--- PROVIDED RECORDS ---

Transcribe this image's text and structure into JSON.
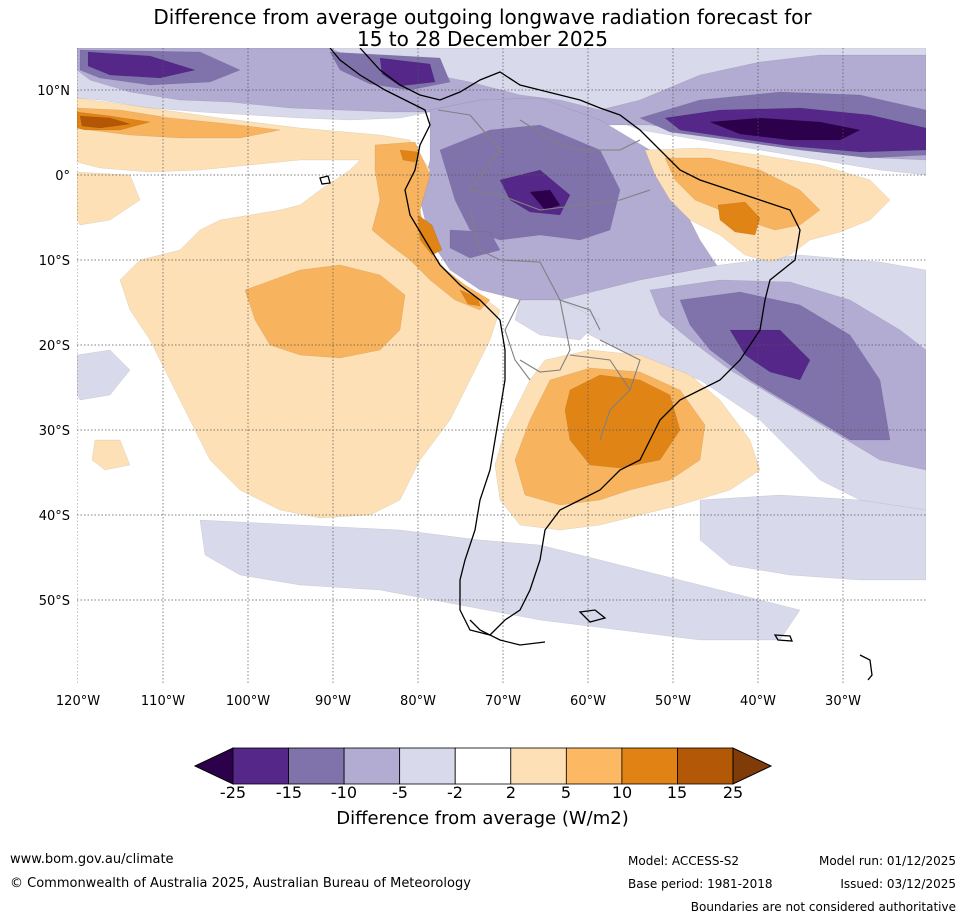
{
  "title": {
    "line1": "Difference from average outgoing longwave radiation forecast for",
    "line2": "15 to 28 December 2025"
  },
  "map": {
    "latitude_labels": [
      "10°N",
      "0°",
      "10°S",
      "20°S",
      "30°S",
      "40°S",
      "50°S"
    ],
    "longitude_labels": [
      "120°W",
      "110°W",
      "100°W",
      "90°W",
      "80°W",
      "70°W",
      "60°W",
      "50°W",
      "40°W",
      "30°W"
    ],
    "colors": {
      "pos_2_5": "#fde0b5",
      "pos_5_10": "#f8b35e",
      "pos_10_15": "#e08416",
      "pos_15_25": "#b35706",
      "neg_2_5": "#d8d9ea",
      "neg_5_10": "#b2abd2",
      "neg_10_15": "#8073ac",
      "neg_15_25": "#542788",
      "neg_lt_25": "#2d004b",
      "coast": "#000000",
      "border": "#808080"
    }
  },
  "colorbar": {
    "ticks": [
      "-25",
      "-15",
      "-10",
      "-5",
      "-2",
      "2",
      "5",
      "10",
      "15",
      "25"
    ],
    "colors": [
      "#542788",
      "#8073ac",
      "#b2abd2",
      "#d8daeb",
      "#ffffff",
      "#fee0b6",
      "#fdb863",
      "#e08214",
      "#b35806"
    ],
    "low_extend_color": "#2d004b",
    "high_extend_color": "#7f3b08",
    "label": "Difference from average (W/m2)"
  },
  "footer": {
    "website": "www.bom.gov.au/climate",
    "copyright": "© Commonwealth of Australia 2025, Australian Bureau of Meteorology",
    "model": "Model: ACCESS-S2",
    "base_period": "Base period: 1981-2018",
    "model_run": "Model run: 01/12/2025",
    "issued": "Issued: 03/12/2025",
    "disclaimer": "Boundaries are not considered authoritative"
  }
}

---

_WHAT YOU WILL DO_: Select every line of the records holding the string "from".

_SOLUTION_:
    "line1": "Difference from average outgoing longwave radiation forecast for",
    "label": "Difference from average (W/m2)"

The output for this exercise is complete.